### What you are asked to do
Check each line of the listing below for the string "true", and copy the ones that have it.
— start of Supplied data —
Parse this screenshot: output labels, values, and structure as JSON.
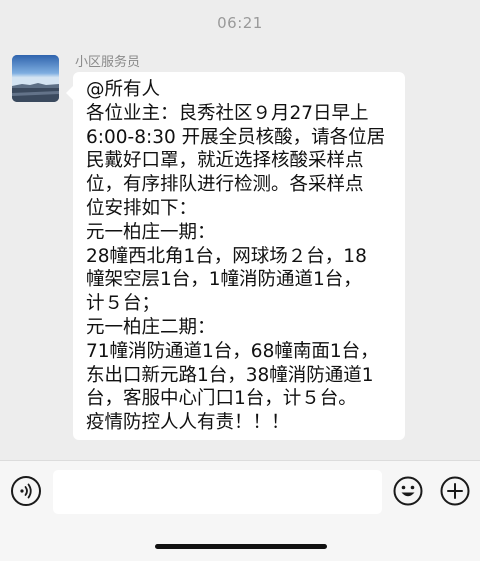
{
  "chat": {
    "timestamp": "06:21",
    "sender_name": "小区服务员",
    "message_lines": [
      "@所有人",
      "各位业主：良秀社区９月27日早上",
      "6:00-8:30 开展全员核酸，请各位居",
      "民戴好口罩，就近选择核酸采样点",
      "位，有序排队进行检测。各采样点",
      "位安排如下：",
      "元一柏庄一期：",
      "28幢西北角1台，网球场２台，18",
      "幢架空层1台，1幢消防通道1台，",
      "计５台；",
      "元一柏庄二期：",
      "71幢消防通道1台，68幢南面1台，",
      "东出口新元路1台，38幢消防通道1",
      "台，客服中心门口1台，计５台。",
      "疫情防控人人有责！！！"
    ]
  },
  "input_bar": {
    "input_value": "",
    "voice_icon": "voice-icon",
    "emoji_icon": "emoji-icon",
    "plus_icon": "plus-icon"
  },
  "colors": {
    "background": "#ededed",
    "bubble": "#ffffff",
    "input_bar": "#f6f6f6",
    "text": "#111111",
    "muted": "#9a9a9a"
  }
}
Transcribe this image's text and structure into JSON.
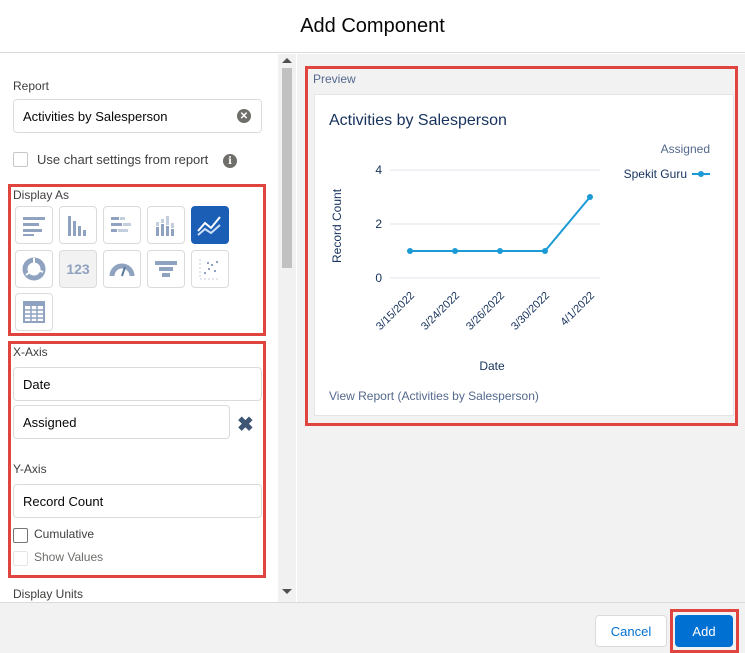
{
  "modal": {
    "title": "Add Component"
  },
  "report": {
    "label": "Report",
    "value": "Activities by Salesperson"
  },
  "use_chart_settings": {
    "label": "Use chart settings from report",
    "checked": false
  },
  "display_as": {
    "label": "Display As",
    "options": [
      {
        "icon": "horizontal-bar-chart-icon",
        "selected": false
      },
      {
        "icon": "vertical-bar-chart-icon",
        "selected": false
      },
      {
        "icon": "stacked-horizontal-bar-icon",
        "selected": false
      },
      {
        "icon": "stacked-vertical-bar-icon",
        "selected": false
      },
      {
        "icon": "line-chart-icon",
        "selected": true
      },
      {
        "icon": "donut-chart-icon",
        "selected": false
      },
      {
        "icon": "metric-icon",
        "glyph": "123",
        "selected": false
      },
      {
        "icon": "gauge-icon",
        "selected": false
      },
      {
        "icon": "funnel-icon",
        "selected": false
      },
      {
        "icon": "scatter-plot-icon",
        "selected": false
      },
      {
        "icon": "table-icon",
        "selected": false
      }
    ]
  },
  "x_axis": {
    "label": "X-Axis",
    "value": "Date",
    "group_value": "Assigned"
  },
  "y_axis": {
    "label": "Y-Axis",
    "value": "Record Count"
  },
  "cumulative": {
    "label": "Cumulative",
    "checked": false
  },
  "show_values": {
    "label": "Show Values",
    "checked": false
  },
  "display_units": {
    "label": "Display Units"
  },
  "preview": {
    "label": "Preview",
    "title": "Activities by Salesperson",
    "view_report": "View Report (Activities by Salesperson)"
  },
  "chart_data": {
    "type": "line",
    "title": "Activities by Salesperson",
    "xlabel": "Date",
    "ylabel": "Record Count",
    "categories": [
      "3/15/2022",
      "3/24/2022",
      "3/26/2022",
      "3/30/2022",
      "4/1/2022"
    ],
    "series": [
      {
        "name": "Spekit Guru",
        "values": [
          1,
          1,
          1,
          1,
          3
        ]
      }
    ],
    "ylim": [
      0,
      4
    ],
    "yticks": [
      0,
      2,
      4
    ],
    "legend_title": "Assigned",
    "legend_position": "top-right",
    "grid": true,
    "series_color": "#1b9ad6"
  },
  "footer": {
    "cancel_label": "Cancel",
    "add_label": "Add"
  },
  "colors": {
    "accent": "#0070d2",
    "highlight": "#e0443e",
    "selected_chart_type": "#1b5eb5"
  }
}
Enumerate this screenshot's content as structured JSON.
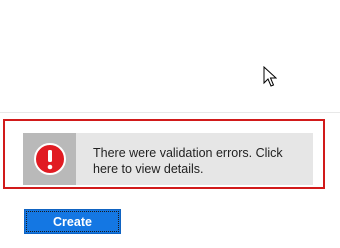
{
  "error_banner": {
    "icon": "error-exclamation-icon",
    "message": "There were validation errors. Click here to view details."
  },
  "actions": {
    "create_label": "Create"
  },
  "colors": {
    "error_red": "#e11b22",
    "highlight_frame": "#d11a1a",
    "primary_button": "#1477e3",
    "banner_background": "#e6e6e6",
    "icon_background": "#b9b9b9"
  }
}
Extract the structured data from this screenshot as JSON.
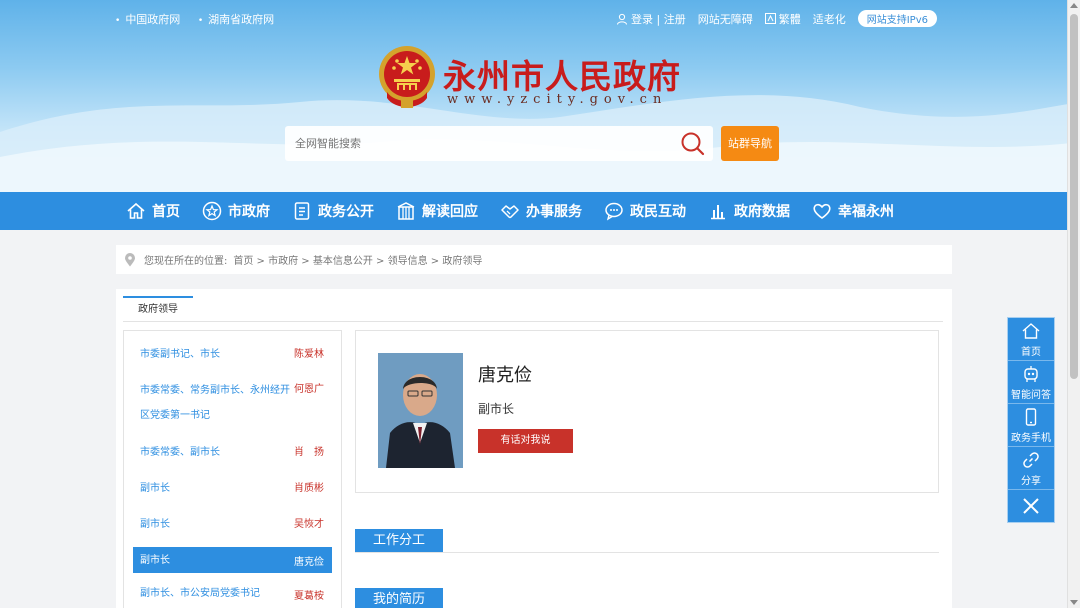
{
  "topbar": {
    "links": [
      "中国政府网",
      "湖南省政府网"
    ],
    "login": "登录 | 注册",
    "accessibility": "网站无障碍",
    "traditional": "繁體",
    "elderly": "适老化",
    "ipv6": "网站支持IPv6"
  },
  "site": {
    "title": "永州市人民政府",
    "url": "www.yzcity.gov.cn"
  },
  "search": {
    "placeholder": "全网智能搜索",
    "site_nav_label": "站群导航"
  },
  "nav": [
    {
      "label": "首页",
      "icon": "home-icon"
    },
    {
      "label": "市政府",
      "icon": "star-badge-icon"
    },
    {
      "label": "政务公开",
      "icon": "document-icon"
    },
    {
      "label": "解读回应",
      "icon": "building-icon"
    },
    {
      "label": "办事服务",
      "icon": "handshake-icon"
    },
    {
      "label": "政民互动",
      "icon": "chat-icon"
    },
    {
      "label": "政府数据",
      "icon": "bar-chart-icon"
    },
    {
      "label": "幸福永州",
      "icon": "heart-icon"
    }
  ],
  "breadcrumb": {
    "prefix": "您现在所在的位置:",
    "path": "首页 > 市政府 > 基本信息公开 > 领导信息 > 政府领导"
  },
  "sidebar": {
    "tab": "政府领导",
    "items": [
      {
        "post": "市委副书记、市长",
        "name": "陈爱林"
      },
      {
        "post": "市委常委、常务副市长、永州经开区党委第一书记",
        "name": "何恩广"
      },
      {
        "post": "市委常委、副市长",
        "name": "肖　扬"
      },
      {
        "post": "副市长",
        "name": "肖质彬"
      },
      {
        "post": "副市长",
        "name": "吴恢才"
      },
      {
        "post": "副市长",
        "name": "唐克俭"
      },
      {
        "post": "副市长、市公安局党委书记",
        "name": "夏葛桉"
      }
    ],
    "active_index": 5
  },
  "profile": {
    "name": "唐克俭",
    "title": "副市长",
    "button": "有话对我说"
  },
  "sections": {
    "work": "工作分工",
    "resume": "我的简历"
  },
  "tools": [
    {
      "label": "首页",
      "icon": "home-icon"
    },
    {
      "label": "智能问答",
      "icon": "robot-icon"
    },
    {
      "label": "政务手机",
      "icon": "mobile-icon"
    },
    {
      "label": "分享",
      "icon": "link-icon"
    }
  ],
  "colors": {
    "primary": "#2d8ee0",
    "accent_red": "#c8322a",
    "orange": "#f58a13"
  }
}
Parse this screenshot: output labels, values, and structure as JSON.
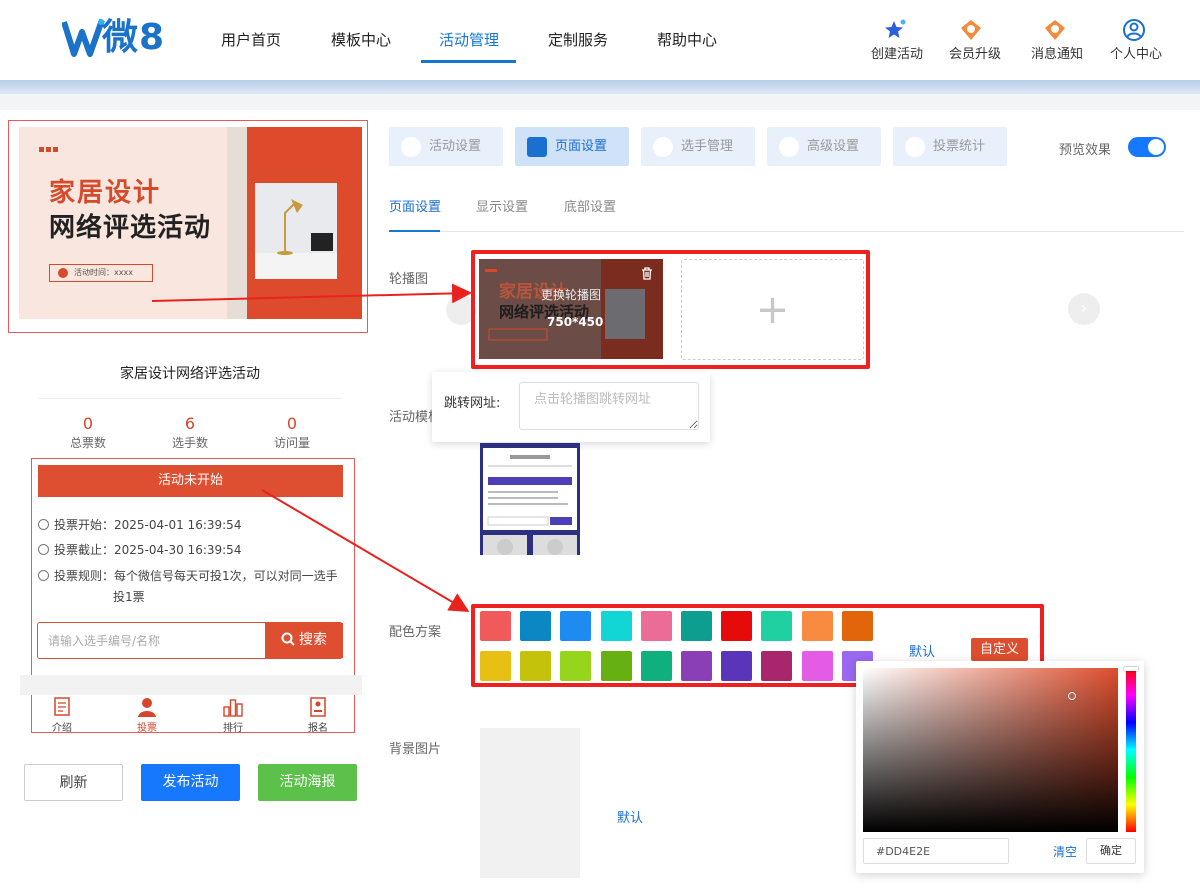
{
  "header": {
    "logo_text": "微8",
    "nav": [
      "用户首页",
      "模板中心",
      "活动管理",
      "定制服务",
      "帮助中心"
    ],
    "active_nav": "活动管理",
    "actions": [
      "创建活动",
      "会员升级",
      "消息通知",
      "个人中心"
    ]
  },
  "preview": {
    "banner_title_line1": "家居设计",
    "banner_title_line2": "网络评选活动",
    "banner_time": "活动时间：xxxx",
    "activity_title": "家居设计网络评选活动",
    "stats": [
      {
        "value": "0",
        "label": "总票数"
      },
      {
        "value": "6",
        "label": "选手数"
      },
      {
        "value": "0",
        "label": "访问量"
      }
    ],
    "status": "活动未开始",
    "vote_start": "投票开始：2025-04-01 16:39:54",
    "vote_end": "投票截止：2025-04-30 16:39:54",
    "rule_line1": "投票规则：每个微信号每天可投1次，可以对同一选手",
    "rule_line2": "投1票",
    "search_placeholder": "请输入选手编号/名称",
    "search_button": "搜索",
    "tabs": [
      "介绍",
      "投票",
      "排行",
      "报名"
    ]
  },
  "actions": {
    "refresh": "刷新",
    "publish": "发布活动",
    "poster": "活动海报"
  },
  "settings": {
    "tabs": [
      "活动设置",
      "页面设置",
      "选手管理",
      "高级设置",
      "投票统计"
    ],
    "active_tab": "页面设置",
    "preview_label": "预览效果",
    "subtabs": [
      "页面设置",
      "显示设置",
      "底部设置"
    ],
    "carousel_label": "轮播图",
    "carousel_replace": "更换轮播图",
    "carousel_size": "750*450",
    "jump_label": "跳转网址:",
    "jump_placeholder": "点击轮播图跳转网址",
    "template_label": "活动模板",
    "color_label": "配色方案",
    "default_label": "默认",
    "custom_label": "自定义",
    "bg_label": "背景图片",
    "bg_default": "默认"
  },
  "colors": {
    "row1": [
      "#f05a5a",
      "#0b87c3",
      "#1e8bf0",
      "#12d6d6",
      "#ec6c98",
      "#0e9e8f",
      "#e60b0b",
      "#1fd1a0",
      "#f98b41",
      "#e2650b"
    ],
    "row2": [
      "#e8c014",
      "#c4c20b",
      "#97d41c",
      "#67b012",
      "#10b07e",
      "#8a3fb6",
      "#5a35b9",
      "#a8266b",
      "#e35ce3",
      "#9b68f0"
    ]
  },
  "picker": {
    "hex": "#DD4E2E",
    "clear": "清空",
    "ok": "确定"
  }
}
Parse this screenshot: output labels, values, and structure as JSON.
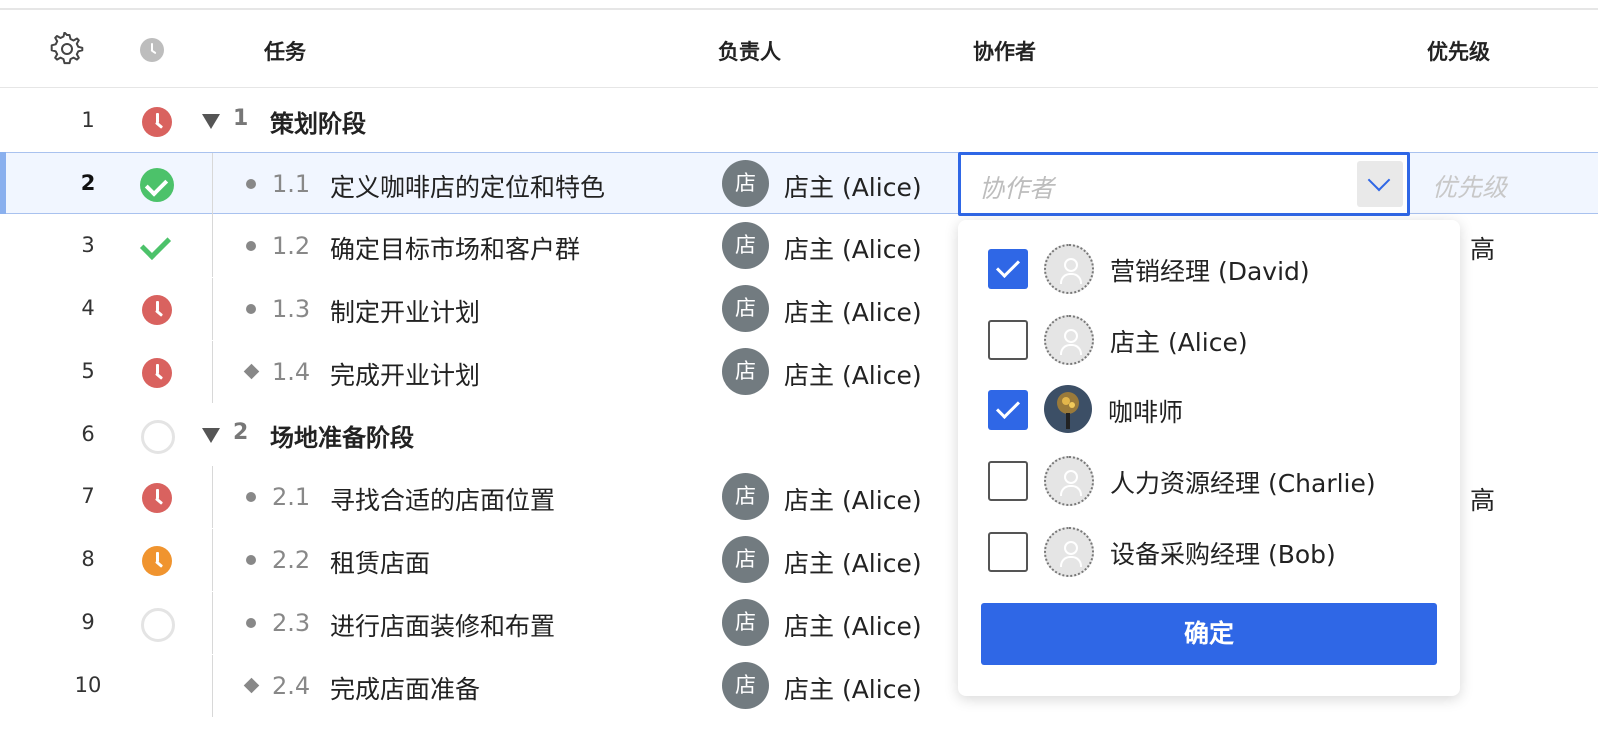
{
  "header": {
    "task": "任务",
    "owner": "负责人",
    "collaborators": "协作者",
    "priority": "优先级"
  },
  "rows": [
    {
      "num": "1",
      "status": "overdue",
      "type": "group",
      "index": "1",
      "title": "策划阶段"
    },
    {
      "num": "2",
      "status": "completed",
      "type": "task",
      "index": "1.1",
      "title": "定义咖啡店的定位和特色",
      "owner_avatar": "店",
      "owner": "店主 (Alice)",
      "priority": ""
    },
    {
      "num": "3",
      "status": "done",
      "type": "task",
      "index": "1.2",
      "title": "确定目标市场和客户群",
      "owner_avatar": "店",
      "owner": "店主 (Alice)",
      "priority": "高"
    },
    {
      "num": "4",
      "status": "overdue",
      "type": "task",
      "index": "1.3",
      "title": "制定开业计划",
      "owner_avatar": "店",
      "owner": "店主 (Alice)",
      "priority": ""
    },
    {
      "num": "5",
      "status": "overdue",
      "type": "milestone",
      "index": "1.4",
      "title": "完成开业计划",
      "owner_avatar": "店",
      "owner": "店主 (Alice)",
      "priority": ""
    },
    {
      "num": "6",
      "status": "not-started",
      "type": "group",
      "index": "2",
      "title": "场地准备阶段"
    },
    {
      "num": "7",
      "status": "overdue",
      "type": "task",
      "index": "2.1",
      "title": "寻找合适的店面位置",
      "owner_avatar": "店",
      "owner": "店主 (Alice)",
      "priority": "高"
    },
    {
      "num": "8",
      "status": "in-progress",
      "type": "task",
      "index": "2.2",
      "title": "租赁店面",
      "owner_avatar": "店",
      "owner": "店主 (Alice)",
      "priority": ""
    },
    {
      "num": "9",
      "status": "not-started",
      "type": "task",
      "index": "2.3",
      "title": "进行店面装修和布置",
      "owner_avatar": "店",
      "owner": "店主 (Alice)",
      "priority": ""
    },
    {
      "num": "10",
      "status": "none",
      "type": "milestone",
      "index": "2.4",
      "title": "完成店面准备",
      "owner_avatar": "店",
      "owner": "店主 (Alice)",
      "priority": ""
    }
  ],
  "editor": {
    "collaborator_placeholder": "协作者",
    "priority_placeholder": "优先级"
  },
  "dropdown": {
    "options": [
      {
        "label": "营销经理 (David)",
        "checked": true,
        "avatar": "placeholder"
      },
      {
        "label": "店主 (Alice)",
        "checked": false,
        "avatar": "placeholder"
      },
      {
        "label": "咖啡师",
        "checked": true,
        "avatar": "photo"
      },
      {
        "label": "人力资源经理 (Charlie)",
        "checked": false,
        "avatar": "placeholder"
      },
      {
        "label": "设备采购经理 (Bob)",
        "checked": false,
        "avatar": "placeholder"
      }
    ],
    "confirm_label": "确定"
  },
  "colors": {
    "accent": "#2f67e6",
    "overdue": "#d9625f",
    "in_progress": "#f0942f",
    "done": "#4cc26a",
    "avatar_bg": "#727b80"
  }
}
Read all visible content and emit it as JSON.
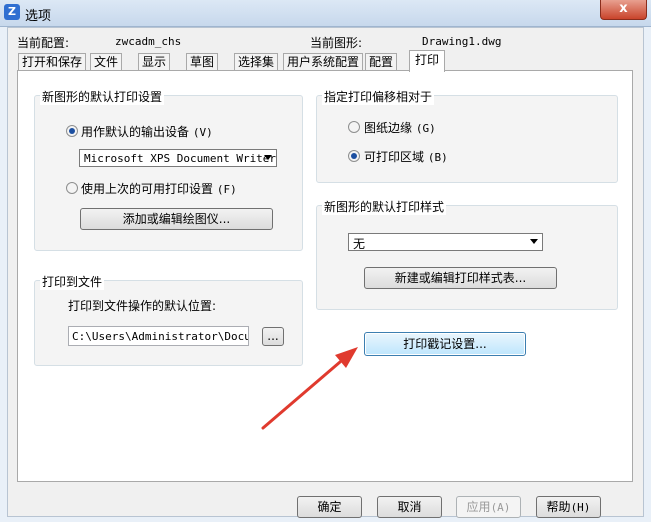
— end of Supplied data —
### Written response
        "selected": true
    "grid": true,
        "checked": true,
        "checked": true,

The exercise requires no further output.